→ DESCRIPTION OF THE TASK: Copy each line exactly.

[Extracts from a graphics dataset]

───

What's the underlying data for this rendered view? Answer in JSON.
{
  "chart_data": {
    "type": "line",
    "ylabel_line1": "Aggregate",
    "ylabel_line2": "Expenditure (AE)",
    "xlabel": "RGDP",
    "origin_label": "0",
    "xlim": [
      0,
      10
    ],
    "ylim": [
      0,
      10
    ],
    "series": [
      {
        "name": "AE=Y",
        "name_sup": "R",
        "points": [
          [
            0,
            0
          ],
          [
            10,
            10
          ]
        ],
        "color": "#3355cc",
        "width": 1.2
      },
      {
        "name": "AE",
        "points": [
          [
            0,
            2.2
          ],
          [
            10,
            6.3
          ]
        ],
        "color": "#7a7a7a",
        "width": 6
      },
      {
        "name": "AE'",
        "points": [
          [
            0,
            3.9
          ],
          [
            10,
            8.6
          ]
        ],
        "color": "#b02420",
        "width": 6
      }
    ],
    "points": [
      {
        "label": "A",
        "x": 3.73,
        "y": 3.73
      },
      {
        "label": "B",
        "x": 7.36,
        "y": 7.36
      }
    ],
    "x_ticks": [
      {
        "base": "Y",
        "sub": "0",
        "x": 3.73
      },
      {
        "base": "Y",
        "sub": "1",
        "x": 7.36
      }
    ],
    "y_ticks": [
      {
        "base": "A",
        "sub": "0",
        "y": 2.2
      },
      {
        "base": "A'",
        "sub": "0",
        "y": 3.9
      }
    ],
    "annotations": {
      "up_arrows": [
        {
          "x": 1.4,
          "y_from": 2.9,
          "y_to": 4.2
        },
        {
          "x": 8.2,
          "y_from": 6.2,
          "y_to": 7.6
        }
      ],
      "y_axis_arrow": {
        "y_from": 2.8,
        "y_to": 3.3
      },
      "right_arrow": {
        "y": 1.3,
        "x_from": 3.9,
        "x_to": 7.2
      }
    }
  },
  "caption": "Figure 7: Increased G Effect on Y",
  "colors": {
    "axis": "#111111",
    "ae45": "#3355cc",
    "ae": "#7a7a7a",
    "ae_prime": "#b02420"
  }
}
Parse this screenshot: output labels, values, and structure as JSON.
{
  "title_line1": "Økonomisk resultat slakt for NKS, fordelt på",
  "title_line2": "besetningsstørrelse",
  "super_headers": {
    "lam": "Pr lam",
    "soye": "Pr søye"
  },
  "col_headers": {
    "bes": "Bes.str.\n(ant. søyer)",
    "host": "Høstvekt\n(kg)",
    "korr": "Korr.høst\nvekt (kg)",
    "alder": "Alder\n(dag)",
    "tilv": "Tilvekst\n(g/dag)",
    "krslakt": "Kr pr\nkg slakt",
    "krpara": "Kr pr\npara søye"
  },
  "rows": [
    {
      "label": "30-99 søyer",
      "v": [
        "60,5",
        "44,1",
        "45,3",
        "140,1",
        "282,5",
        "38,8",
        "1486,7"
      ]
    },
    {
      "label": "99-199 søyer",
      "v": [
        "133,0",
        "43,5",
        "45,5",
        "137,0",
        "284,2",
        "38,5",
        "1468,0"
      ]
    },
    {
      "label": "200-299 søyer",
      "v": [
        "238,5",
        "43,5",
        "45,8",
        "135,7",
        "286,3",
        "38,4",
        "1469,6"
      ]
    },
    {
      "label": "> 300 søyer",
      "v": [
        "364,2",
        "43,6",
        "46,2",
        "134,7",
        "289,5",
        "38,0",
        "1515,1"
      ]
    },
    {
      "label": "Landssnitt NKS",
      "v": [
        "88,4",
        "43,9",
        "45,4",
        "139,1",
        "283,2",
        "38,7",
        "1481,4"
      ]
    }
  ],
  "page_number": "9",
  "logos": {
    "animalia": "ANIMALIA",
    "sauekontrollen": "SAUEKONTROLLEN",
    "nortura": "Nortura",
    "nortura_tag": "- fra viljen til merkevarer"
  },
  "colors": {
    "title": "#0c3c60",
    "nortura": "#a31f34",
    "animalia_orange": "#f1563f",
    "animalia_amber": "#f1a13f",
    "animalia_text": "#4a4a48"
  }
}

───

→ WRITTEN SOLUTION:
What's the underlying data for this rendered view? Answer in JSON.
{
  "chart_data": {
    "type": "line",
    "ylabel_line1": "Aggregate",
    "ylabel_line2": "Expenditure (AE)",
    "xlabel": "RGDP",
    "origin_label": "0",
    "xlim": [
      0,
      10
    ],
    "ylim": [
      0,
      10
    ],
    "series": [
      {
        "name": "AE=Y",
        "name_sup": "R",
        "points": [
          [
            0,
            0
          ],
          [
            10,
            10
          ]
        ],
        "color": "#3355cc",
        "width": 1.2
      },
      {
        "name": "AE",
        "points": [
          [
            0,
            2.2
          ],
          [
            10,
            6.3
          ]
        ],
        "color": "#7a7a7a",
        "width": 6
      },
      {
        "name": "AE'",
        "points": [
          [
            0,
            3.9
          ],
          [
            10,
            8.6
          ]
        ],
        "color": "#b02420",
        "width": 6
      }
    ],
    "points": [
      {
        "label": "A",
        "x": 3.73,
        "y": 3.73
      },
      {
        "label": "B",
        "x": 7.36,
        "y": 7.36
      }
    ],
    "x_ticks": [
      {
        "base": "Y",
        "sub": "0",
        "x": 3.73
      },
      {
        "base": "Y",
        "sub": "1",
        "x": 7.36
      }
    ],
    "y_ticks": [
      {
        "base": "A",
        "sub": "0",
        "y": 2.2
      },
      {
        "base": "A'",
        "sub": "0",
        "y": 3.9
      }
    ],
    "annotations": {
      "up_arrows": [
        {
          "x": 1.4,
          "y_from": 2.9,
          "y_to": 4.2
        },
        {
          "x": 8.2,
          "y_from": 6.2,
          "y_to": 7.6
        }
      ],
      "y_axis_arrow": {
        "y_from": 2.8,
        "y_to": 3.3
      },
      "right_arrow": {
        "y": 1.3,
        "x_from": 3.9,
        "x_to": 7.2
      }
    }
  },
  "caption": "Figure 7: Increased G Effect on Y",
  "colors": {
    "axis": "#111111",
    "ae45": "#3355cc",
    "ae": "#7a7a7a",
    "ae_prime": "#b02420"
  }
}
Parse this screenshot: output labels, values, and structure as JSON.
{
  "title_line1": "Økonomisk resultat slakt for NKS, fordelt på",
  "title_line2": "besetningsstørrelse",
  "super_headers": {
    "lam": "Pr lam",
    "soye": "Pr søye"
  },
  "col_headers": {
    "bes": "Bes.str.\n(ant. søyer)",
    "host": "Høstvekt\n(kg)",
    "korr": "Korr.høst\nvekt (kg)",
    "alder": "Alder\n(dag)",
    "tilv": "Tilvekst\n(g/dag)",
    "krslakt": "Kr pr\nkg slakt",
    "krpara": "Kr pr\npara søye"
  },
  "rows": [
    {
      "label": "30-99 søyer",
      "v": [
        "60,5",
        "44,1",
        "45,3",
        "140,1",
        "282,5",
        "38,8",
        "1486,7"
      ]
    },
    {
      "label": "99-199 søyer",
      "v": [
        "133,0",
        "43,5",
        "45,5",
        "137,0",
        "284,2",
        "38,5",
        "1468,0"
      ]
    },
    {
      "label": "200-299 søyer",
      "v": [
        "238,5",
        "43,5",
        "45,8",
        "135,7",
        "286,3",
        "38,4",
        "1469,6"
      ]
    },
    {
      "label": "> 300 søyer",
      "v": [
        "364,2",
        "43,6",
        "46,2",
        "134,7",
        "289,5",
        "38,0",
        "1515,1"
      ]
    },
    {
      "label": "Landssnitt NKS",
      "v": [
        "88,4",
        "43,9",
        "45,4",
        "139,1",
        "283,2",
        "38,7",
        "1481,4"
      ]
    }
  ],
  "page_number": "9",
  "logos": {
    "animalia": "ANIMALIA",
    "sauekontrollen": "SAUEKONTROLLEN",
    "nortura": "Nortura",
    "nortura_tag": "- fra viljen til merkevarer"
  },
  "colors": {
    "title": "#0c3c60",
    "nortura": "#a31f34",
    "animalia_orange": "#f1563f",
    "animalia_amber": "#f1a13f",
    "animalia_text": "#4a4a48"
  }
}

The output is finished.